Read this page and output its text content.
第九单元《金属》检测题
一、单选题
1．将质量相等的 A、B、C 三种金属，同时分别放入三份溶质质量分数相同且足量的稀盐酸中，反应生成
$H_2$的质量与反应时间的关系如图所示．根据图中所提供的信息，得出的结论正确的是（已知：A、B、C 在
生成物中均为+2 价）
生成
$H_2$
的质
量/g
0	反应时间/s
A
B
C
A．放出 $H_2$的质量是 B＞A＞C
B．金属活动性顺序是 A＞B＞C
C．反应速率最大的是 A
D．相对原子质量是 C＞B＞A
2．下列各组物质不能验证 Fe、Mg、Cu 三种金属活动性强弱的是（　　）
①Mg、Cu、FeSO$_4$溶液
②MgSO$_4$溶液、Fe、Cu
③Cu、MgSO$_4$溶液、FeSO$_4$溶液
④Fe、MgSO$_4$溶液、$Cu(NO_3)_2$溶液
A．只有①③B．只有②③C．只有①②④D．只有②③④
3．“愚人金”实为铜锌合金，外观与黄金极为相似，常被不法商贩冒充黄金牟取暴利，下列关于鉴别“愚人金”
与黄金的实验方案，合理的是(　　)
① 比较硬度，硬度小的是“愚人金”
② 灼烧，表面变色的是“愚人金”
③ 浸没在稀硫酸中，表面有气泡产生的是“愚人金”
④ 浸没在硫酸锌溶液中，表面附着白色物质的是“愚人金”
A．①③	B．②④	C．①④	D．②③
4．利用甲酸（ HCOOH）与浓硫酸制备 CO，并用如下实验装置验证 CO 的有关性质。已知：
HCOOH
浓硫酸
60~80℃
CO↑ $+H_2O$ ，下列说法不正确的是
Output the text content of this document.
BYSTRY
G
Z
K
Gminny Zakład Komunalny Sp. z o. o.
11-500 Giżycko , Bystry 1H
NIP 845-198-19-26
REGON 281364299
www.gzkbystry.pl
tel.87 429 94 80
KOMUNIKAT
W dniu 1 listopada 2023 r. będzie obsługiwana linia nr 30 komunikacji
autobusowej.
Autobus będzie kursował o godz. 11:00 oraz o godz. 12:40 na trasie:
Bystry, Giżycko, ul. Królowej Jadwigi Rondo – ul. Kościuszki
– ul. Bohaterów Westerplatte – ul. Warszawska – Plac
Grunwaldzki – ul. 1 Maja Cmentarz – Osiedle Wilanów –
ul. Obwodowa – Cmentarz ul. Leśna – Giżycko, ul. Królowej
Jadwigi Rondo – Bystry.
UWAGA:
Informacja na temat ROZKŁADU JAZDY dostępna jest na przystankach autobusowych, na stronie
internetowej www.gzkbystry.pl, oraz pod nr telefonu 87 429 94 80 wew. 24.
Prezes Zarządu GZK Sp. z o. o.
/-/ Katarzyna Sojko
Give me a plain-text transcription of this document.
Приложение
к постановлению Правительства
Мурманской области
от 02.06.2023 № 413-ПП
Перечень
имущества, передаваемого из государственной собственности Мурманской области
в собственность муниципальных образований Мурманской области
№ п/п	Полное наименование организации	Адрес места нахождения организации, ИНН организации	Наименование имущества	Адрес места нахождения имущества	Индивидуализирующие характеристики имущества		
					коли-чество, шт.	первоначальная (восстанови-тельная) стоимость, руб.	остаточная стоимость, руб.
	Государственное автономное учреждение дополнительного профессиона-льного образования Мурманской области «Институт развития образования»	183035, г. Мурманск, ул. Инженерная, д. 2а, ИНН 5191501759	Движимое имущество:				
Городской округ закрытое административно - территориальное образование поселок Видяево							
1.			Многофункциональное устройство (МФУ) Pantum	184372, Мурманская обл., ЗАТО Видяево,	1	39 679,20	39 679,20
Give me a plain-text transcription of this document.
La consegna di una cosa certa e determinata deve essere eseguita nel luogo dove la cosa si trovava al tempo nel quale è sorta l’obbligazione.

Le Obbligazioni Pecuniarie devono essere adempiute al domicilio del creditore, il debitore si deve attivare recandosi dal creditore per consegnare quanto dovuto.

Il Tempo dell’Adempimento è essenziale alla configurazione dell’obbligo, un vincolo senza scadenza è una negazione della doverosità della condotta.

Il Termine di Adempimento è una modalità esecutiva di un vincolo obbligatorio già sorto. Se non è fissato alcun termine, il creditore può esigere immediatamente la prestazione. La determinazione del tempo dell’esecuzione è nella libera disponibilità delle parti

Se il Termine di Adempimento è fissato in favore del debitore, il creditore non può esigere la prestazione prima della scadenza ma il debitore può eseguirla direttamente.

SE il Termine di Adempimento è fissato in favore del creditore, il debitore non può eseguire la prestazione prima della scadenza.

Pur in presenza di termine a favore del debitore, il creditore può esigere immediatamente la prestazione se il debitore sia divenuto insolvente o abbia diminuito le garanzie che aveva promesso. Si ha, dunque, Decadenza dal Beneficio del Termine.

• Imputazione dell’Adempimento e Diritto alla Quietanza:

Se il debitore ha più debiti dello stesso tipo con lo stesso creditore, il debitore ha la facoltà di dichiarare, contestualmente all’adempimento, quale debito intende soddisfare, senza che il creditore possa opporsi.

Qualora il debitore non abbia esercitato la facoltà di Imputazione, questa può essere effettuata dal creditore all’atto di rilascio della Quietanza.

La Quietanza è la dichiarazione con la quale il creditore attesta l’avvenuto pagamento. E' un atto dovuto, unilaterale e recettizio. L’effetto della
━━━━━━━━━━━━━━━━━━━━
REQUIREMENT: The records above must be repeated exactly, every one of them.

REPLY TO THE TASK:
Read this page and output its text content.
第九单元《金属》检测题
一、单选题
1．将质量相等的 A、B、C 三种金属，同时分别放入三份溶质质量分数相同且足量的稀盐酸中，反应生成
$H_2$的质量与反应时间的关系如图所示．根据图中所提供的信息，得出的结论正确的是（已知：A、B、C 在
生成物中均为+2 价）
生成
$H_2$
的质
量/g
0	反应时间/s
A
B
C
A．放出 $H_2$的质量是 B＞A＞C
B．金属活动性顺序是 A＞B＞C
C．反应速率最大的是 A
D．相对原子质量是 C＞B＞A
2．下列各组物质不能验证 Fe、Mg、Cu 三种金属活动性强弱的是（　　）
①Mg、Cu、FeSO$_4$溶液
②MgSO$_4$溶液、Fe、Cu
③Cu、MgSO$_4$溶液、FeSO$_4$溶液
④Fe、MgSO$_4$溶液、$Cu(NO_3)_2$溶液
A．只有①③B．只有②③C．只有①②④D．只有②③④
3．“愚人金”实为铜锌合金，外观与黄金极为相似，常被不法商贩冒充黄金牟取暴利，下列关于鉴别“愚人金”
与黄金的实验方案，合理的是(　　)
① 比较硬度，硬度小的是“愚人金”
② 灼烧，表面变色的是“愚人金”
③ 浸没在稀硫酸中，表面有气泡产生的是“愚人金”
④ 浸没在硫酸锌溶液中，表面附着白色物质的是“愚人金”
A．①③	B．②④	C．①④	D．②③
4．利用甲酸（ HCOOH）与浓硫酸制备 CO，并用如下实验装置验证 CO 的有关性质。已知：
HCOOH
浓硫酸
60~80℃
CO↑ $+H_2O$ ，下列说法不正确的是
Output the text content of this document.
BYSTRY
G
Z
K
Gminny Zakład Komunalny Sp. z o. o.
11-500 Giżycko , Bystry 1H
NIP 845-198-19-26
REGON 281364299
www.gzkbystry.pl
tel.87 429 94 80
KOMUNIKAT
W dniu 1 listopada 2023 r. będzie obsługiwana linia nr 30 komunikacji
autobusowej.
Autobus będzie kursował o godz. 11:00 oraz o godz. 12:40 na trasie:
Bystry, Giżycko, ul. Królowej Jadwigi Rondo – ul. Kościuszki
– ul. Bohaterów Westerplatte – ul. Warszawska – Plac
Grunwaldzki – ul. 1 Maja Cmentarz – Osiedle Wilanów –
ul. Obwodowa – Cmentarz ul. Leśna – Giżycko, ul. Królowej
Jadwigi Rondo – Bystry.
UWAGA:
Informacja na temat ROZKŁADU JAZDY dostępna jest na przystankach autobusowych, na stronie
internetowej www.gzkbystry.pl, oraz pod nr telefonu 87 429 94 80 wew. 24.
Prezes Zarządu GZK Sp. z o. o.
/-/ Katarzyna Sojko
Give me a plain-text transcription of this document.
Приложение
к постановлению Правительства
Мурманской области
от 02.06.2023 № 413-ПП
Перечень
имущества, передаваемого из государственной собственности Мурманской области
в собственность муниципальных образований Мурманской области
№ п/п	Полное наименование организации	Адрес места нахождения организации, ИНН организации	Наименование имущества	Адрес места нахождения имущества	Индивидуализирующие характеристики имущества		
					коли-чество, шт.	первоначальная (восстанови-тельная) стоимость, руб.	остаточная стоимость, руб.
	Государственное автономное учреждение дополнительного профессиона-льного образования Мурманской области «Институт развития образования»	183035, г. Мурманск, ул. Инженерная, д. 2а, ИНН 5191501759	Движимое имущество:				
Городской округ закрытое административно - территориальное образование поселок Видяево							
1.			Многофункциональное устройство (МФУ) Pantum	184372, Мурманская обл., ЗАТО Видяево,	1	39 679,20	39 679,20
Give me a plain-text transcription of this document.
La consegna di una cosa certa e determinata deve essere eseguita nel luogo dove la cosa si trovava al tempo nel quale è sorta l’obbligazione.

Le Obbligazioni Pecuniarie devono essere adempiute al domicilio del creditore, il debitore si deve attivare recandosi dal creditore per consegnare quanto dovuto.

Il Tempo dell’Adempimento è essenziale alla configurazione dell’obbligo, un vincolo senza scadenza è una negazione della doverosità della condotta.

Il Termine di Adempimento è una modalità esecutiva di un vincolo obbligatorio già sorto. Se non è fissato alcun termine, il creditore può esigere immediatamente la prestazione. La determinazione del tempo dell’esecuzione è nella libera disponibilità delle parti

Se il Termine di Adempimento è fissato in favore del debitore, il creditore non può esigere la prestazione prima della scadenza ma il debitore può eseguirla direttamente.

SE il Termine di Adempimento è fissato in favore del creditore, il debitore non può eseguire la prestazione prima della scadenza.

Pur in presenza di termine a favore del debitore, il creditore può esigere immediatamente la prestazione se il debitore sia divenuto insolvente o abbia diminuito le garanzie che aveva promesso. Si ha, dunque, Decadenza dal Beneficio del Termine.

• Imputazione dell’Adempimento e Diritto alla Quietanza:

Se il debitore ha più debiti dello stesso tipo con lo stesso creditore, il debitore ha la facoltà di dichiarare, contestualmente all’adempimento, quale debito intende soddisfare, senza che il creditore possa opporsi.

Qualora il debitore non abbia esercitato la facoltà di Imputazione, questa può essere effettuata dal creditore all’atto di rilascio della Quietanza.

La Quietanza è la dichiarazione con la quale il creditore attesta l’avvenuto pagamento. E' un atto dovuto, unilaterale e recettizio. L’effetto della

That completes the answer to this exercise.